» **EXERCISE PROMPT**:
Report, word for word, every line of the material that contains "plus".

» **ENTRIES**:
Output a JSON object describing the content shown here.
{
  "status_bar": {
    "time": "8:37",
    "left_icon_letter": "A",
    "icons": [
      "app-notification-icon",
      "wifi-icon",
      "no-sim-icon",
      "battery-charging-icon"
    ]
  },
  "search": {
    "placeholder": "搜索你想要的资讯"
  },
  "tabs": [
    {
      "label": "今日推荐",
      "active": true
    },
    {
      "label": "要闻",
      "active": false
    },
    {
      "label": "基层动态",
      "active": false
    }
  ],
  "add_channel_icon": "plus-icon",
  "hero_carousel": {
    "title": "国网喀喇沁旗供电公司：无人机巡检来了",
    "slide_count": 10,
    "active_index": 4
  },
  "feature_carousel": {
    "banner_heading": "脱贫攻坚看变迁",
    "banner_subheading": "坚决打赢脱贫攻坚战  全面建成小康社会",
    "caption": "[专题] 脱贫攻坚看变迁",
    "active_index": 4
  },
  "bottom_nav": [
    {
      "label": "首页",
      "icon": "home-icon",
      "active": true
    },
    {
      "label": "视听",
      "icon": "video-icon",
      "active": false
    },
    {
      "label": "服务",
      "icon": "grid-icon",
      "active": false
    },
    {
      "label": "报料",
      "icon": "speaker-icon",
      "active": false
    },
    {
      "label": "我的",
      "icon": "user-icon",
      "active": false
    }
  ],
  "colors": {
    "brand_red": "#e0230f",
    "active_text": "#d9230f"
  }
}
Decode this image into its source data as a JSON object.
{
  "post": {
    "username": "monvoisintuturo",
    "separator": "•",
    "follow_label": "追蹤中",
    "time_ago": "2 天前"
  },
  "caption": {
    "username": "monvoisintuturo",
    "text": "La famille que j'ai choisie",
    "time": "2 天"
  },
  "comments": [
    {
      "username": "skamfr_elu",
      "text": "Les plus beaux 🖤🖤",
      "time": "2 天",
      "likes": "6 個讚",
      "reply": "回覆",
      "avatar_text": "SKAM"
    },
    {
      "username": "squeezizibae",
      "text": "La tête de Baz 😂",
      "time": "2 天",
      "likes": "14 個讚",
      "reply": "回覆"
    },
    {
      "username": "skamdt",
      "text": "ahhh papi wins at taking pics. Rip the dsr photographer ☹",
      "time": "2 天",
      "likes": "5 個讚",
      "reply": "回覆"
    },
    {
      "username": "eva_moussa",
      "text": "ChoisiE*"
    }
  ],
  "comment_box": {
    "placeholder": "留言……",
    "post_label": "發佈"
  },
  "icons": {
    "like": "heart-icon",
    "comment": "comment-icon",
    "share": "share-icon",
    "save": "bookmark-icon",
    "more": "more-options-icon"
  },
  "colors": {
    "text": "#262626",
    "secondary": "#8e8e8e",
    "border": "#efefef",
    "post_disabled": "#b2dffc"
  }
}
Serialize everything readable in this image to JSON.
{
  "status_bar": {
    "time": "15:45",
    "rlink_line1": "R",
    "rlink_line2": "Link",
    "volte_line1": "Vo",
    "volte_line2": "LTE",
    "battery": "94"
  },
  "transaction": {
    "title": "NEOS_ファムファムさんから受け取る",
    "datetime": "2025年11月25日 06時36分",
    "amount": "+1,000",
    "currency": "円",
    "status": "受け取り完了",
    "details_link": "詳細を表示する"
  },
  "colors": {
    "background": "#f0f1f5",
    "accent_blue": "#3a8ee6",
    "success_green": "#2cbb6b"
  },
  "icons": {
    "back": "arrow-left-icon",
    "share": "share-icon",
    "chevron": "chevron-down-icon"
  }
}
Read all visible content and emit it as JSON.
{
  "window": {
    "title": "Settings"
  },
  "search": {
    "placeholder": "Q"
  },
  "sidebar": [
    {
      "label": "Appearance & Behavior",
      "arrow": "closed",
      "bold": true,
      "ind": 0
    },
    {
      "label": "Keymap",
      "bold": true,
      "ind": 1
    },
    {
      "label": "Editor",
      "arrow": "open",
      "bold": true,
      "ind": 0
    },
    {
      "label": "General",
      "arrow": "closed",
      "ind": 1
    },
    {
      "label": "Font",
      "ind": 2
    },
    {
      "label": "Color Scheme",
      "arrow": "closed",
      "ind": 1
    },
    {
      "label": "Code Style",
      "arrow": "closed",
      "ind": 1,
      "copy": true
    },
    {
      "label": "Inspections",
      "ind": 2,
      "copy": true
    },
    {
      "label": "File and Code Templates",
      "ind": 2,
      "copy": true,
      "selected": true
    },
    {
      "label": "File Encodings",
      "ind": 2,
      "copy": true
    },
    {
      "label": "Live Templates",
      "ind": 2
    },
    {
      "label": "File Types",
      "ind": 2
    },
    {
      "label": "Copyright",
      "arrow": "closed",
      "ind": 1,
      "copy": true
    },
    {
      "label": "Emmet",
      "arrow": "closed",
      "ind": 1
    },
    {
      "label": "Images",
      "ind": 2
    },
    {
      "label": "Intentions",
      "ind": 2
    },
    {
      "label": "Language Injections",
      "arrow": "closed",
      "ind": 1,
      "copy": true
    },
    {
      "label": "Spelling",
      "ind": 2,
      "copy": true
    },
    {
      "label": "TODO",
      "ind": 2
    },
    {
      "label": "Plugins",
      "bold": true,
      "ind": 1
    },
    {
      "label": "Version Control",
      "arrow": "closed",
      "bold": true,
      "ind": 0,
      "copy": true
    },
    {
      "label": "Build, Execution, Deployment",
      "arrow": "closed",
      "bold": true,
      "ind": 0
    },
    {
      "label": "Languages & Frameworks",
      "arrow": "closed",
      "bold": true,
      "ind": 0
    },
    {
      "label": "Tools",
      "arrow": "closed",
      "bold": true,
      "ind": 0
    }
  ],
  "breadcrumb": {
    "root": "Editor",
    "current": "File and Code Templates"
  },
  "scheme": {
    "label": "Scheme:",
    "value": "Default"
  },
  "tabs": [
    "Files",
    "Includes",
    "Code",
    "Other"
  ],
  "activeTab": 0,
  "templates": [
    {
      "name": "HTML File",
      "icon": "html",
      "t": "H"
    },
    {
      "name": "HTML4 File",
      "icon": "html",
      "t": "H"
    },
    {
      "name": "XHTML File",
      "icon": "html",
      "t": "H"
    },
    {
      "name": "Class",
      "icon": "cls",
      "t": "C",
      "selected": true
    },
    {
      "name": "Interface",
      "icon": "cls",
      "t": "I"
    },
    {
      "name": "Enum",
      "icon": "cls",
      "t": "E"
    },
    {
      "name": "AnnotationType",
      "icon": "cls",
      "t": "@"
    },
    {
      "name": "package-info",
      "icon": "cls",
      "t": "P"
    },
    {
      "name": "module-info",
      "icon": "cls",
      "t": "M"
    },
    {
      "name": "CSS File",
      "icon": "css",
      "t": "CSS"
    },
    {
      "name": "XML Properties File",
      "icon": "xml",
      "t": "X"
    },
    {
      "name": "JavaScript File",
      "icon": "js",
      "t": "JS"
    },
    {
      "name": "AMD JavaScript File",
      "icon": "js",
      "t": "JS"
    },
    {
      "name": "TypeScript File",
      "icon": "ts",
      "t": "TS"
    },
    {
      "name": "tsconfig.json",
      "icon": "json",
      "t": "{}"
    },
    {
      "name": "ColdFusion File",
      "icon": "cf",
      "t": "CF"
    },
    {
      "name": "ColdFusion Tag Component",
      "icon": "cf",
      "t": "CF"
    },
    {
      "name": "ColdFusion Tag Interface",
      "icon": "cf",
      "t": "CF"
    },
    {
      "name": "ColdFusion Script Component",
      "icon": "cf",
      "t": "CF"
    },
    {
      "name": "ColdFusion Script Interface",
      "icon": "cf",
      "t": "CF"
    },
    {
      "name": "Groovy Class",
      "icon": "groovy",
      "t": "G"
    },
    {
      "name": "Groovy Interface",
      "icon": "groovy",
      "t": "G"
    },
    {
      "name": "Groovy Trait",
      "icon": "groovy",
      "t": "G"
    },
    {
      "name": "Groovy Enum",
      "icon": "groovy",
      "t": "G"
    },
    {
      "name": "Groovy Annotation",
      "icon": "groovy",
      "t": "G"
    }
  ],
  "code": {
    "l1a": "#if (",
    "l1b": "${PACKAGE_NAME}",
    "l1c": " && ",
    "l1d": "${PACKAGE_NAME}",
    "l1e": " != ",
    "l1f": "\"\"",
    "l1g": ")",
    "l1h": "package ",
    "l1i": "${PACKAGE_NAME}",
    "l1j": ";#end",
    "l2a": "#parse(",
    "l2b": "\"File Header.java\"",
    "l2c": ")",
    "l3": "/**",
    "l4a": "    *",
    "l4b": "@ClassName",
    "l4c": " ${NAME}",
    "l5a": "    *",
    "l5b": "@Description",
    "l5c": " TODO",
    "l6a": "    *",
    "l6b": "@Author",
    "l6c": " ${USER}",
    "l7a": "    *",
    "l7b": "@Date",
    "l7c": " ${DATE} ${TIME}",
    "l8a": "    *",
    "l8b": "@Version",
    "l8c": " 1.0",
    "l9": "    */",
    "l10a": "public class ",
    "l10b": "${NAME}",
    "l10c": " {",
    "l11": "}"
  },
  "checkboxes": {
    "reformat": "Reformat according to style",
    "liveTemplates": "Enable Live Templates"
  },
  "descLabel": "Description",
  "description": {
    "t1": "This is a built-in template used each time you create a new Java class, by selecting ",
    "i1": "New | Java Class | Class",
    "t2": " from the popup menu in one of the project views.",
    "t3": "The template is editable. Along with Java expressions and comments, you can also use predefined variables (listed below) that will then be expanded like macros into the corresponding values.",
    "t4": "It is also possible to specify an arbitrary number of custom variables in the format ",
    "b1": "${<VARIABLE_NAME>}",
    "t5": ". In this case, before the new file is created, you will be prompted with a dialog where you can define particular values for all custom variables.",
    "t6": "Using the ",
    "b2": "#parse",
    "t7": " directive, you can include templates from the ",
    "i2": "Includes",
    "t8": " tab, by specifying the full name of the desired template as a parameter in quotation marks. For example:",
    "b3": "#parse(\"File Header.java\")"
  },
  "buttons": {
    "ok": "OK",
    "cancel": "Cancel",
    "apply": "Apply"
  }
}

» **WRITTEN SOLUTION**:
  "add_channel_icon": "plus-icon",
      "text": "Les plus beaux 🖤🖤",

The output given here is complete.